### Request
Using the entries that follow, count the lines containing the word "describing" and give that number by itself.
--- Records supplied ---
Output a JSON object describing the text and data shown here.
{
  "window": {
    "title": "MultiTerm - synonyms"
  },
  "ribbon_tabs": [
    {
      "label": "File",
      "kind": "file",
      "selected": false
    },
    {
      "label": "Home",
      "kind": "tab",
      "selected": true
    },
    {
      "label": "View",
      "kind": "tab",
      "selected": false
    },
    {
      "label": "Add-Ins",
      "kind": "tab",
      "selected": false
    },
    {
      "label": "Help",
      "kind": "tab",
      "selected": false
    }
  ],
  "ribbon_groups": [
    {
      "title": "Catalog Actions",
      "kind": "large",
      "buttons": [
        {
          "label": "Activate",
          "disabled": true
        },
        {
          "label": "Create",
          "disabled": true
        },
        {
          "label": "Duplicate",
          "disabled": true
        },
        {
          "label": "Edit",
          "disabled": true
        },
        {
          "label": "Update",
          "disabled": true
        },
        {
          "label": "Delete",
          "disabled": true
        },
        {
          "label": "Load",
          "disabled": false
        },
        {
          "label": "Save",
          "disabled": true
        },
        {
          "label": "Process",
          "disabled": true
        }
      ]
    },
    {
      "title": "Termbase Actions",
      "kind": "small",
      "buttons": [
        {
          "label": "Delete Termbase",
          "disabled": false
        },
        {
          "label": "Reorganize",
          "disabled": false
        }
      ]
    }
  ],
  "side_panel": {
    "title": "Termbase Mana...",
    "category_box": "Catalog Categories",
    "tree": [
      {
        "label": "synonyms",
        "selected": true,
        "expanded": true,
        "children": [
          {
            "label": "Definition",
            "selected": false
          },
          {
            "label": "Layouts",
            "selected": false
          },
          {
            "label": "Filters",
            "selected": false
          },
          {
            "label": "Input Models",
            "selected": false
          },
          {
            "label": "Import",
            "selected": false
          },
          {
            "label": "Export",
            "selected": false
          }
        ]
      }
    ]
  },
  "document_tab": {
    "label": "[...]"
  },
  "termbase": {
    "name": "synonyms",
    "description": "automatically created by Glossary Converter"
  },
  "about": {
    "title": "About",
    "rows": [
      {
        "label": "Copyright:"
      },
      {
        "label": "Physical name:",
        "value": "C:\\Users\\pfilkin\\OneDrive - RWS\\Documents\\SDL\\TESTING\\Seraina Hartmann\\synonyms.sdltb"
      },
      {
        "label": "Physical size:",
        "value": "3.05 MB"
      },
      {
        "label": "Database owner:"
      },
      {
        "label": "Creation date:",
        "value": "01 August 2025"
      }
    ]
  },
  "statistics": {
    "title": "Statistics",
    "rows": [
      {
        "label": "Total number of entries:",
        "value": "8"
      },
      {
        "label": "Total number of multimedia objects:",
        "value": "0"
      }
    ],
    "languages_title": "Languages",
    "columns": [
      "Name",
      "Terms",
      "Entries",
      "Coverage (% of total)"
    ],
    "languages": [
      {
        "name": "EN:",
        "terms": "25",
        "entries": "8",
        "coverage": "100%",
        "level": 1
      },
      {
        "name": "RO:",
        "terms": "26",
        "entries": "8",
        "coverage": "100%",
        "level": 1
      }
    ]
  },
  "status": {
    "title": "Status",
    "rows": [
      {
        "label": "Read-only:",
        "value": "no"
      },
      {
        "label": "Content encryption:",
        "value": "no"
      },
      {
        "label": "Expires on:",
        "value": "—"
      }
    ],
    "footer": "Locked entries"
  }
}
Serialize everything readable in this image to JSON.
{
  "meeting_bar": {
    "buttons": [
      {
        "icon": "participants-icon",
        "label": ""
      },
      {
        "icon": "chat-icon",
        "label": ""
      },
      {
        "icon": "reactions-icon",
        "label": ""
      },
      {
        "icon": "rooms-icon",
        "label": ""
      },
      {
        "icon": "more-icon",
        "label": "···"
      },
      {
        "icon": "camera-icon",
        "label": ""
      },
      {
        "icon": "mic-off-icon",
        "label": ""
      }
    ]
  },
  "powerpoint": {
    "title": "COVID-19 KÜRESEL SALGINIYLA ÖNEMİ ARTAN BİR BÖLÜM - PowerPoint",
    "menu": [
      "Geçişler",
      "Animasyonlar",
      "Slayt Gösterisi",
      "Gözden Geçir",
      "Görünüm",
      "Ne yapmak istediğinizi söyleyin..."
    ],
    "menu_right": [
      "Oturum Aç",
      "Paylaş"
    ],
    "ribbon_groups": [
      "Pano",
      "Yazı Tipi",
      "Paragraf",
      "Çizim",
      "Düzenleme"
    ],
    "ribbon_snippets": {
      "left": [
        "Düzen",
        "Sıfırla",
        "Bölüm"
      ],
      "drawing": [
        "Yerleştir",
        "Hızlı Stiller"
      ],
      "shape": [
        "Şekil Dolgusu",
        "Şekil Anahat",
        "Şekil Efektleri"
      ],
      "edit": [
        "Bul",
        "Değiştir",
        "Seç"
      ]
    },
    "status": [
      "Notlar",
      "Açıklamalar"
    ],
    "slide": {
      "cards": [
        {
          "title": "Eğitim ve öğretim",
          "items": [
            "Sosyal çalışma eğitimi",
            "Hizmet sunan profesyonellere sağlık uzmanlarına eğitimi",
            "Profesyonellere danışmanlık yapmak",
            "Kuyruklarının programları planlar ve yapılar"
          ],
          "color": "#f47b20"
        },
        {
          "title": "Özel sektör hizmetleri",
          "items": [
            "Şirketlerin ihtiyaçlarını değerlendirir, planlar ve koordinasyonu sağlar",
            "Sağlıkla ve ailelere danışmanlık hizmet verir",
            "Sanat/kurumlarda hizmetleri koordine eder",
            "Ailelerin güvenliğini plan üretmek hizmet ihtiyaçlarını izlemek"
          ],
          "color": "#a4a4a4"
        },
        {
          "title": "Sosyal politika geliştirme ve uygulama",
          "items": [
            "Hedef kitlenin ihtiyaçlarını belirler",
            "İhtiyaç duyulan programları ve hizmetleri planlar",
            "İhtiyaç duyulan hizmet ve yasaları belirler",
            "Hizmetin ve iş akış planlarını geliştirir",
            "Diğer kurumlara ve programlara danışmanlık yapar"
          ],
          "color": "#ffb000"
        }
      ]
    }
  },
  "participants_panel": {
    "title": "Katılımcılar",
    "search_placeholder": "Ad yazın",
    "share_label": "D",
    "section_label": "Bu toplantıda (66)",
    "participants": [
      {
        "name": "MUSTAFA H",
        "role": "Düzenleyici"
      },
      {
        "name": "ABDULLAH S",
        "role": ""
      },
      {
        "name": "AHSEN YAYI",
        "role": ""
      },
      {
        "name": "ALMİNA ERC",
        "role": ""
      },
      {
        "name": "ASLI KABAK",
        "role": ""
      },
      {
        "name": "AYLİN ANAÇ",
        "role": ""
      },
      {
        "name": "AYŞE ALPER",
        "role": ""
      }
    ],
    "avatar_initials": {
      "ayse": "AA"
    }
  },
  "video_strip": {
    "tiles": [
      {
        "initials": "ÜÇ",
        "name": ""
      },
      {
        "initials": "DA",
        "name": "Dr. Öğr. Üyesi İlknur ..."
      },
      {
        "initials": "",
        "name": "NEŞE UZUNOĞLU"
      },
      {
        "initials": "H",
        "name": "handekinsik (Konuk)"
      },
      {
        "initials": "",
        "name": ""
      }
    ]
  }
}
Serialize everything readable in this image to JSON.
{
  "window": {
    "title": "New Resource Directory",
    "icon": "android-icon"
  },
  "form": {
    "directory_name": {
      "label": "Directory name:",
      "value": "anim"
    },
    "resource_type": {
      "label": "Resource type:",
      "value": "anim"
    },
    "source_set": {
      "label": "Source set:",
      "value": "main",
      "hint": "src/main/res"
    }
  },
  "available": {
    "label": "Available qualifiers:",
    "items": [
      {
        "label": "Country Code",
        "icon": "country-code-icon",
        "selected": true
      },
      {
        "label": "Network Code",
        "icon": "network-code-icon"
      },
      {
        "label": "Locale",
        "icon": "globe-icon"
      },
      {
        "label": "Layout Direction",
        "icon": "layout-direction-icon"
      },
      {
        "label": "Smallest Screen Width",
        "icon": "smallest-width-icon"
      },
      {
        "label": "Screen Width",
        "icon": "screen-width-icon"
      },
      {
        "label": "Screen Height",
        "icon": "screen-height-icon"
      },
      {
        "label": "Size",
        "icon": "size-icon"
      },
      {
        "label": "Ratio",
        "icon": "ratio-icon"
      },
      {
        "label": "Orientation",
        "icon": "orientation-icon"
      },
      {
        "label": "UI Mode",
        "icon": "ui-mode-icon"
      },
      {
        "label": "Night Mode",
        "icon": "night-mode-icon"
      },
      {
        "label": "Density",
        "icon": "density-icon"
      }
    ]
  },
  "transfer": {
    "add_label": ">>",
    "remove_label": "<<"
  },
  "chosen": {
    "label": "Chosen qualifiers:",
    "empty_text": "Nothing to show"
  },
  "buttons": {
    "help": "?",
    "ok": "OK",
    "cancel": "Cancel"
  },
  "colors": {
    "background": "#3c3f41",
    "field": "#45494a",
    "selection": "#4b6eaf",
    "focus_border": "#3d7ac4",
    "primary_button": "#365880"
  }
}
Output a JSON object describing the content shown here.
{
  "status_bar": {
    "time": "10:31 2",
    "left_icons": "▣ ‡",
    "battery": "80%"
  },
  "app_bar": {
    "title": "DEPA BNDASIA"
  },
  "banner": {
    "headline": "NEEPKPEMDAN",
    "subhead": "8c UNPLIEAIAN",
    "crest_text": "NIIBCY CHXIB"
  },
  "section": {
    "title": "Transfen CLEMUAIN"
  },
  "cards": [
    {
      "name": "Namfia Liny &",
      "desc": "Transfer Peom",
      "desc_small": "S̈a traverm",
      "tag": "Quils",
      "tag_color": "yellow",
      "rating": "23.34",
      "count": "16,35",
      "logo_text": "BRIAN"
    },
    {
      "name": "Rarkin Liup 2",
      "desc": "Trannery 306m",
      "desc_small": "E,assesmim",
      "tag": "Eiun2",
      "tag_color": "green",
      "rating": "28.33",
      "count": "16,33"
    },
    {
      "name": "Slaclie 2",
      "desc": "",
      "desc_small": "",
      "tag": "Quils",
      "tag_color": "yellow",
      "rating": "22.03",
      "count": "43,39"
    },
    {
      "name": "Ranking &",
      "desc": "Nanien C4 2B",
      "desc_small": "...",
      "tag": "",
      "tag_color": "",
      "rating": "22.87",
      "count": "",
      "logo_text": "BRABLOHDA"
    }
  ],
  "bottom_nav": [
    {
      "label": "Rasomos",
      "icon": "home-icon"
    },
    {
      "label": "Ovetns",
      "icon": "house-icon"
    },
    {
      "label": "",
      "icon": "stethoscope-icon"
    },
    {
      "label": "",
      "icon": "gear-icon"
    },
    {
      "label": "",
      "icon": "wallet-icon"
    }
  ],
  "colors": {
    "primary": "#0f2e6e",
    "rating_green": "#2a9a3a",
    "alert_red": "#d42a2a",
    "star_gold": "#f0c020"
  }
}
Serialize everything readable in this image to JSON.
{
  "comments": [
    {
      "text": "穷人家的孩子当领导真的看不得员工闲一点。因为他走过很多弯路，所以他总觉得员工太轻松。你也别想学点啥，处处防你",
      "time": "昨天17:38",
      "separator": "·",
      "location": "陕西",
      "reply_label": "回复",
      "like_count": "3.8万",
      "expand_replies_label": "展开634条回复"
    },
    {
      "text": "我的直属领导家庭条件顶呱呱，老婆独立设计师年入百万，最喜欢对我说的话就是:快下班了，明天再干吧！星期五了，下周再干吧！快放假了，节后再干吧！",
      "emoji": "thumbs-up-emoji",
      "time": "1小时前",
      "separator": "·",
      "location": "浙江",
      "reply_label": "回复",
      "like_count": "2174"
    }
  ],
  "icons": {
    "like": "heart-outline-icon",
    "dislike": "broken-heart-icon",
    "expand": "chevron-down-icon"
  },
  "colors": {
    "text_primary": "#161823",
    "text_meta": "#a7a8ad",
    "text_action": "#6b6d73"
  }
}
---
### Finished task
2